▶ [Selected extract]

☆ ☆ ☆ ☆ ☆

I'm about to ask Mallory Ortberg about the rise and fall of The Toast, the feminist website she co-founded, where her writing accounted for about half of the posts and has led multiple strangers to publicly propose to her. But before I do, Ortberg flips a question at me, instead: What did I already discuss with her Toast co-creator, and best friend, Nicole Cliffe?
Cliffe and I talked about persona versus personhood, I say. Who people are online versus who they actually are. You know, in real life.
Ortberg smiles and looks down at the table. It's November 2016, and we're sitting in downtown Oakland, California, where she has been stapling pamphlets together. She's wearing an outfit entirely composed of sweat material, sleeves pushed up to reveal forearms constellated with red freckles. The words PARK CITY, emblazoned on the sweatshirt that she just bought on a trip to visit Cliffe in Utah, crinkle together.
"What's your religious background again?" she asks me. "Only people who grew up religious say 'personhood.'"
Okay, she's right. And it is perhaps this kind of observation, this "I get where you're coming from," that connected readers most to Ortberg—and to Cliffe, the other contributors, and each other: The feeling that they were a little more seen, understood precisely because and not in spite of their particulars and peculiarities, linguistic or otherwise. They had lived their lives thinking they were the only one—alone in remembering Madeleine L'Engle's Bible fan fiction, or loving femslash fantasies featuring Gilmore Girls characters.
"And then across the mists of time we found each other," Ortberg says, speaking of the Toast community. "And I just think that's wonderful."
For three short years, The Toast became a nesting spot for regular readers. They flocked there daily to read posts like "Everyone Has Imposter Syndrome Except for You" and "Bible Verses Where 'The Messiah' Has Been Replaced With 'King Shit of Fuck Mountain,'" to comment not just about those posts but also about their lives, and to seek refuge in that rare online habitat: a place where people engage respectfully, in the best and worst of times, sickness, health—the whole bit. Whether they needed emotional support, a wake-up call, validation, money, or organs (really), the readers were there for each other.
So after Ortberg and Cliffe shuttered the site last July, many readers said to each other, "Till death do us part." On Slack channels, on Twitter, IRL, they have kept their community.

☆ ☆ ☆ ☆ ☆

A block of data
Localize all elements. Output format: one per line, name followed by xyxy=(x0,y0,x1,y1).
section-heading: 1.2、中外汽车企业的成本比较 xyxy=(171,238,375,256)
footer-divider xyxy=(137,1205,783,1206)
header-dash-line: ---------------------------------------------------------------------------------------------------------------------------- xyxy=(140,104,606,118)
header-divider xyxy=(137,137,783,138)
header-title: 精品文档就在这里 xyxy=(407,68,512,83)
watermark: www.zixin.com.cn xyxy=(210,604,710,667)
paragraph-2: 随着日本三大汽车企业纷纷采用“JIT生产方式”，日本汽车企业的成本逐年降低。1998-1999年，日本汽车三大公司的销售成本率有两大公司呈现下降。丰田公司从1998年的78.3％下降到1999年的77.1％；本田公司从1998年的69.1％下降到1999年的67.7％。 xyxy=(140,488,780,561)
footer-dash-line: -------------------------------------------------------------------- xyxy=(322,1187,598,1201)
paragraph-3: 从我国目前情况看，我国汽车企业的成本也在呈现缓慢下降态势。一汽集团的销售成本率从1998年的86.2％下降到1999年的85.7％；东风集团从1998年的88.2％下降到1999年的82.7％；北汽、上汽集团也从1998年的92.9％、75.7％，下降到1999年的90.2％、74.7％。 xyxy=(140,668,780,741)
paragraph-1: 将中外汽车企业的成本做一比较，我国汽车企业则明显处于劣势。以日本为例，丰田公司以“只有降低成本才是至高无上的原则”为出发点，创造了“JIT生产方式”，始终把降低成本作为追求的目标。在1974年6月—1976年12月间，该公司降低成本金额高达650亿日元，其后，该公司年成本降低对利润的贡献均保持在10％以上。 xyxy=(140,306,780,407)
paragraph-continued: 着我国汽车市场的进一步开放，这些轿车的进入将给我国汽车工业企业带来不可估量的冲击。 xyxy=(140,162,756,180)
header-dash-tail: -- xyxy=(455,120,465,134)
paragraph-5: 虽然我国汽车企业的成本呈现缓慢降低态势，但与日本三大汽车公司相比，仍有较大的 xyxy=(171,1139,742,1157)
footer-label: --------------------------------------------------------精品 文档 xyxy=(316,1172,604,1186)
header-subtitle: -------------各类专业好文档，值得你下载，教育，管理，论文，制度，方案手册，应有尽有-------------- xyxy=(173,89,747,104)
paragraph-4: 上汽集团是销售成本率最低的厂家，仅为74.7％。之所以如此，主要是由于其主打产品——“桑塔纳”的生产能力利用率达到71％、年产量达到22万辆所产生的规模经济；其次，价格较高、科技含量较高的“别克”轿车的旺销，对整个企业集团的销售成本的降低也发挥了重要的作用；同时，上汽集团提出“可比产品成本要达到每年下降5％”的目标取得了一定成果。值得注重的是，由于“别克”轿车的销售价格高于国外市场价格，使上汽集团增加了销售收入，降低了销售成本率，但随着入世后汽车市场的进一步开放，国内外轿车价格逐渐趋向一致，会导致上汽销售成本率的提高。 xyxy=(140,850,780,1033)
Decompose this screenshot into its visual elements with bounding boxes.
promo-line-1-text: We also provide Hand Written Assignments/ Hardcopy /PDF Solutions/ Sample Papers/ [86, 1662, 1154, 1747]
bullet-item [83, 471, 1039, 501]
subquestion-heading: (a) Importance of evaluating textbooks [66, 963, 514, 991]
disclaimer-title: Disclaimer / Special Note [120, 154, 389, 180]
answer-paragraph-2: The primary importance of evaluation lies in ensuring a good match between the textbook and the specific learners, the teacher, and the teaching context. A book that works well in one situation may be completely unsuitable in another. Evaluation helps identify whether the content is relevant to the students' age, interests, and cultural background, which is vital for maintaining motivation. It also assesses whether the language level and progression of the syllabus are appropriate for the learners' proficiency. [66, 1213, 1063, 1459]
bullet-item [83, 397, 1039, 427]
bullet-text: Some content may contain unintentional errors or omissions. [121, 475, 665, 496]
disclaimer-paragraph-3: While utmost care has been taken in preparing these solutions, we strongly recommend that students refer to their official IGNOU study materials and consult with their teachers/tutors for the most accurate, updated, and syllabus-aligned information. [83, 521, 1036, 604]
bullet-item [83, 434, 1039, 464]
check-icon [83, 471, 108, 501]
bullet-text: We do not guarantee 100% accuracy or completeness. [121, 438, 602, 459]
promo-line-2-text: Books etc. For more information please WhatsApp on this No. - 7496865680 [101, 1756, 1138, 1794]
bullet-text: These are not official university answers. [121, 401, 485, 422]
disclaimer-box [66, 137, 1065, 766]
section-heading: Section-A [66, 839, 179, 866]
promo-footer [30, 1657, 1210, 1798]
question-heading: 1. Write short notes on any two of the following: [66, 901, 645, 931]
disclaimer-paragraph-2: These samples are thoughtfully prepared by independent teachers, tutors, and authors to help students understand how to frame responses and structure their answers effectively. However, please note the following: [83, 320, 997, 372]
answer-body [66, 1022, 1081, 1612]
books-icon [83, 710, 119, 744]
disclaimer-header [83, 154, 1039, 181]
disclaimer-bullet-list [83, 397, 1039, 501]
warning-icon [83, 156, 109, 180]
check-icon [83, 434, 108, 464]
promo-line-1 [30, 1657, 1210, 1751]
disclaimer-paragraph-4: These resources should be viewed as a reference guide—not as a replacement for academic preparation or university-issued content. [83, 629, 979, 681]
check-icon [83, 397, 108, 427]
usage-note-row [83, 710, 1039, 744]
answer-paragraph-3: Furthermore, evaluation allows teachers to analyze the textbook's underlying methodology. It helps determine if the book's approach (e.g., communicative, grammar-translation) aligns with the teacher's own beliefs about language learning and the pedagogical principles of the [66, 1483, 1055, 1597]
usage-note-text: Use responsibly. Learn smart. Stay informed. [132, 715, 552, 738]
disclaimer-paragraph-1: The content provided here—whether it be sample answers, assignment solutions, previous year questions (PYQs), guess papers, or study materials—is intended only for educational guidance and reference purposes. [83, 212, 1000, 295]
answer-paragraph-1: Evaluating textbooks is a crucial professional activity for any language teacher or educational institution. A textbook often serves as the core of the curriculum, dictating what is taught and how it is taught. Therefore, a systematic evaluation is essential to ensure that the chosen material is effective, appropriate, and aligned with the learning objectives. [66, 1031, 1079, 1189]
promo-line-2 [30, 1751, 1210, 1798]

☆ ☆ ☆ ☆ ☆

▶ [Direction A]
Using the article about The Toast, answer these:
(i) In November 2016, where were Ortberg and the writer sitting?
(ii) What words are printed on the sweatshirt Ortberg is wearing?
(iii) For how many years did The Toast serve as a nesting spot for regular readers?
▶ [Direction B] Retype the records, beginning at their first line and stopping after the line that contains "header-title: 精品文档就在这里 xyxy=(407,68,512,83)". Include both of those lines.

▶ [Exercise output A]
(i) In downtown Oakland, California.
(ii) PARK CITY.
(iii) Three years.

▶ [Exercise output B]
Localize all elements. Output format: one per line, name followed by xyxy=(x0,y0,x1,y1).
section-heading: 1.2、中外汽车企业的成本比较 xyxy=(171,238,375,256)
footer-divider xyxy=(137,1205,783,1206)
header-dash-line: ---------------------------------------------------------------------------------------------------------------------------- xyxy=(140,104,606,118)
header-divider xyxy=(137,137,783,138)
header-title: 精品文档就在这里 xyxy=(407,68,512,83)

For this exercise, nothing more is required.